--- Supplied records Enclosed Below ---

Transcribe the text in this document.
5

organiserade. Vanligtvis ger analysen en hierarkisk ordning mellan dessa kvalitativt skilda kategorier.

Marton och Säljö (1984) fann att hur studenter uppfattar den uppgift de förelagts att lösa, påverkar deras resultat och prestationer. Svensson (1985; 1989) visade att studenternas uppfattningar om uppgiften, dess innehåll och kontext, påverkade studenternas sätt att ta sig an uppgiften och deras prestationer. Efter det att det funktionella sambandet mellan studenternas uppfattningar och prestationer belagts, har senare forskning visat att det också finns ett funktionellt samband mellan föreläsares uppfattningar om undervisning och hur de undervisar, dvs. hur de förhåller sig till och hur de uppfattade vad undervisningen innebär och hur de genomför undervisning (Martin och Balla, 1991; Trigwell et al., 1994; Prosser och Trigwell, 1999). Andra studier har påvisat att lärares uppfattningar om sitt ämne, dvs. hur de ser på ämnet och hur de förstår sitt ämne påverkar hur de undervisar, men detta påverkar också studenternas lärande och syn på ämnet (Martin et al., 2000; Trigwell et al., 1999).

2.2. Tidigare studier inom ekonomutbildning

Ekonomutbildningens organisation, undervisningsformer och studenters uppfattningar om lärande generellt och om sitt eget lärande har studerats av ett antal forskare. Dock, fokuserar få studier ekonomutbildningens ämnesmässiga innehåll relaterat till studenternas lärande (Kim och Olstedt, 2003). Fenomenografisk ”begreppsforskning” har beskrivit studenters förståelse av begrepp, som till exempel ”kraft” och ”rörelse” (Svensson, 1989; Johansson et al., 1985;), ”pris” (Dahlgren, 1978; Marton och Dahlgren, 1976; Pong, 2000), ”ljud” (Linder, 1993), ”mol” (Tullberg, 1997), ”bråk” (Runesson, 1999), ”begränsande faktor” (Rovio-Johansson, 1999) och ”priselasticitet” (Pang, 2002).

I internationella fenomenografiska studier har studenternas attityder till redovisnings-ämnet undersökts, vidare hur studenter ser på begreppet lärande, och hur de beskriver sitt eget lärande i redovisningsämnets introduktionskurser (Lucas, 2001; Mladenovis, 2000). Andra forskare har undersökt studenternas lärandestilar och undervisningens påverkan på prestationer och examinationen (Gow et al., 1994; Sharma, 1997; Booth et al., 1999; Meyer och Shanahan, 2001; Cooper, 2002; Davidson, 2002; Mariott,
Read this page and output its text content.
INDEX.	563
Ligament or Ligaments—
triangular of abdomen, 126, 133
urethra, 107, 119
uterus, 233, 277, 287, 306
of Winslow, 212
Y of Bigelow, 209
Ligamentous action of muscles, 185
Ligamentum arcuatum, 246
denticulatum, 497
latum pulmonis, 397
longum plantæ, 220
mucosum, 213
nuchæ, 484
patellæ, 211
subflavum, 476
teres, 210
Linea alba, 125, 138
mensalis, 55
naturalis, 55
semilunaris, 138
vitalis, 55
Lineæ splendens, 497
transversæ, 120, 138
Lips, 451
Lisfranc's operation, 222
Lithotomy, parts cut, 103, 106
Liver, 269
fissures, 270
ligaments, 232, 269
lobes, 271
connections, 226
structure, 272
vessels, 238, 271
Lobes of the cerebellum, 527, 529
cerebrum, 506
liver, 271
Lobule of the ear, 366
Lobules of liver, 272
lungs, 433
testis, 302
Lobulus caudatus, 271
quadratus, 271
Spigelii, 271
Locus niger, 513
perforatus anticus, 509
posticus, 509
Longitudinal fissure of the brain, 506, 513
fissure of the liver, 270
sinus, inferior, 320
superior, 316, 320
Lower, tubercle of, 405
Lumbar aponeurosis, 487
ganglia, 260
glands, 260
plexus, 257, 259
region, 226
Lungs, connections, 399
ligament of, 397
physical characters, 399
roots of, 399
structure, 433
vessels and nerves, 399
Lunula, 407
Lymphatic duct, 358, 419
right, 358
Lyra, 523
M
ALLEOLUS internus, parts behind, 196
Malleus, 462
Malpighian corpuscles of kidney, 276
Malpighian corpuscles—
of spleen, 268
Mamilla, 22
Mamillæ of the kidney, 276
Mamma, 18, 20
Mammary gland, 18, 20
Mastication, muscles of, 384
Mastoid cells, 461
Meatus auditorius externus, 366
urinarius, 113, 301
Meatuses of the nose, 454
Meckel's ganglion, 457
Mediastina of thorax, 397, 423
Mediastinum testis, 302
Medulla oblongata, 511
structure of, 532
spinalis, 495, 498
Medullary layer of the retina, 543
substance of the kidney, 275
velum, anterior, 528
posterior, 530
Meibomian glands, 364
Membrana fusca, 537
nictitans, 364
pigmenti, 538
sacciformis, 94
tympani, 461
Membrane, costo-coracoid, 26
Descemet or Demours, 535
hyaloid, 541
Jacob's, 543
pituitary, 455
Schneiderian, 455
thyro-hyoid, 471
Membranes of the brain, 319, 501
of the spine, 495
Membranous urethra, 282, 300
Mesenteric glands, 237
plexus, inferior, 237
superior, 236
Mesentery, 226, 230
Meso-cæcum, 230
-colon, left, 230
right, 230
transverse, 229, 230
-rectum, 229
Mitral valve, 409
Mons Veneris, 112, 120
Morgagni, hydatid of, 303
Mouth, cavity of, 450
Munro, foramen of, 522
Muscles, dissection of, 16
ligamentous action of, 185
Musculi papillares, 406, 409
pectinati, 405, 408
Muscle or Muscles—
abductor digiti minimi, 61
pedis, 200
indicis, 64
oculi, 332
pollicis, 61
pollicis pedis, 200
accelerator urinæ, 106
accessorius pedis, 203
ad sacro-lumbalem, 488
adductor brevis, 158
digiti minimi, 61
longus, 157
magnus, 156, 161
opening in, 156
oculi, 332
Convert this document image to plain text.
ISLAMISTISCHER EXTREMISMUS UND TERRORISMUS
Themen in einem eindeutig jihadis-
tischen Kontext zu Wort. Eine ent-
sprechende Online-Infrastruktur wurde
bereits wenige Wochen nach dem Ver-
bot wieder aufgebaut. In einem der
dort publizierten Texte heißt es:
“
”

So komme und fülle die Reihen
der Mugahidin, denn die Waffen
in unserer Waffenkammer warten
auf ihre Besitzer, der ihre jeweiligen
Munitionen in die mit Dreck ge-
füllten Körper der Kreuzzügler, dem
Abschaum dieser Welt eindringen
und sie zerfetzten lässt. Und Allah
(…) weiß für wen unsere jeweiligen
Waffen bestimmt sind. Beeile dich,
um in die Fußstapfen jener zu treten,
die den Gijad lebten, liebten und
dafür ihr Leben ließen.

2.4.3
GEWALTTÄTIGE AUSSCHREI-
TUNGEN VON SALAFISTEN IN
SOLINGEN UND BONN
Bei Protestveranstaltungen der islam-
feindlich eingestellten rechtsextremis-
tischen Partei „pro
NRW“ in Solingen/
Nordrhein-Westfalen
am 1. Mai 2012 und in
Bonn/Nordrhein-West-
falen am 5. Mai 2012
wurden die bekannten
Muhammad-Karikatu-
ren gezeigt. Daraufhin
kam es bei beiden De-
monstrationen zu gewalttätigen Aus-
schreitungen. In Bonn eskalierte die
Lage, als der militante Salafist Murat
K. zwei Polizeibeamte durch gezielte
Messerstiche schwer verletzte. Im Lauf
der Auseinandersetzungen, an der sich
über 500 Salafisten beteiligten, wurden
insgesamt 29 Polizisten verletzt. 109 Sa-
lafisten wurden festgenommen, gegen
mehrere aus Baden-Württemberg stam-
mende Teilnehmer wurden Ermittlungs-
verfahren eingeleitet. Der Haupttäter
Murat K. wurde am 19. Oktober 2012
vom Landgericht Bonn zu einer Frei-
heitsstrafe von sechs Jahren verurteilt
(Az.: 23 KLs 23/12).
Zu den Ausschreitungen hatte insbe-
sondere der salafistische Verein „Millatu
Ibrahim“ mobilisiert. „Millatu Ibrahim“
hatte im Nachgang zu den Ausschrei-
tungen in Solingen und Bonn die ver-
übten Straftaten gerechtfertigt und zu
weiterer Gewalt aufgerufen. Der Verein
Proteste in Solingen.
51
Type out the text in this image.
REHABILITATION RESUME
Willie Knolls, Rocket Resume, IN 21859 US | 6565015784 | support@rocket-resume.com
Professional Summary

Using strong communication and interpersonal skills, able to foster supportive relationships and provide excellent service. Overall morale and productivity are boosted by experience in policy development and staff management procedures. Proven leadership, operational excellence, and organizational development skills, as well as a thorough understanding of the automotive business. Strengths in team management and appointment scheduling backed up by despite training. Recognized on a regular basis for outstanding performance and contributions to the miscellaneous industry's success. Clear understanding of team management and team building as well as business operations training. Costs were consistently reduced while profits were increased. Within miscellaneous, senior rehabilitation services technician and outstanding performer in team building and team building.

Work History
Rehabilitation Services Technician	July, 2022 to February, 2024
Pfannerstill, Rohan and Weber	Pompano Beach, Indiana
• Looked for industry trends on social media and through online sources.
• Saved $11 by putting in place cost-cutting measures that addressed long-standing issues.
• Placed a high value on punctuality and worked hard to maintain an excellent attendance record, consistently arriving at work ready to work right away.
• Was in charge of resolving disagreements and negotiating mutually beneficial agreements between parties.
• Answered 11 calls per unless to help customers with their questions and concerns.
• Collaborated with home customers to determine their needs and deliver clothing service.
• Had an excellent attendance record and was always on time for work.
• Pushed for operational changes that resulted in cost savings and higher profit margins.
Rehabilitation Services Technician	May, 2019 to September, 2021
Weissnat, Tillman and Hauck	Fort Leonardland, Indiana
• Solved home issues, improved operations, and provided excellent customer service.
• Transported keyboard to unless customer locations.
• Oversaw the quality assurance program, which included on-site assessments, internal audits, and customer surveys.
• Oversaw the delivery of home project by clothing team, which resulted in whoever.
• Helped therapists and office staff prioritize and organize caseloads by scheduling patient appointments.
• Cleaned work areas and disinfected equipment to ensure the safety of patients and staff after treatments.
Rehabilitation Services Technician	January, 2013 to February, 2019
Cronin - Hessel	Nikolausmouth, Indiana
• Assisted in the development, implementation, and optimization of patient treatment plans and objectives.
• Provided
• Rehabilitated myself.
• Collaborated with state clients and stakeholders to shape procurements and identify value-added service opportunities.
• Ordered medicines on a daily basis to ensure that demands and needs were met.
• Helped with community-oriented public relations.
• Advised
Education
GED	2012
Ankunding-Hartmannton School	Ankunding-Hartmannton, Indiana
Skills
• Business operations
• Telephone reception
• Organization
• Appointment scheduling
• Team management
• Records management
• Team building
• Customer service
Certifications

--- End of Enclosed Supplied records ---

Exercise
Pull out all lines from the entries above that include the word "home".

Solution to this problem
• Collaborated with home customers to determine their needs and deliver clothing service.
• Solved home issues, improved operations, and provided excellent customer service.
• Oversaw the delivery of home project by clothing team, which resulted in whoever.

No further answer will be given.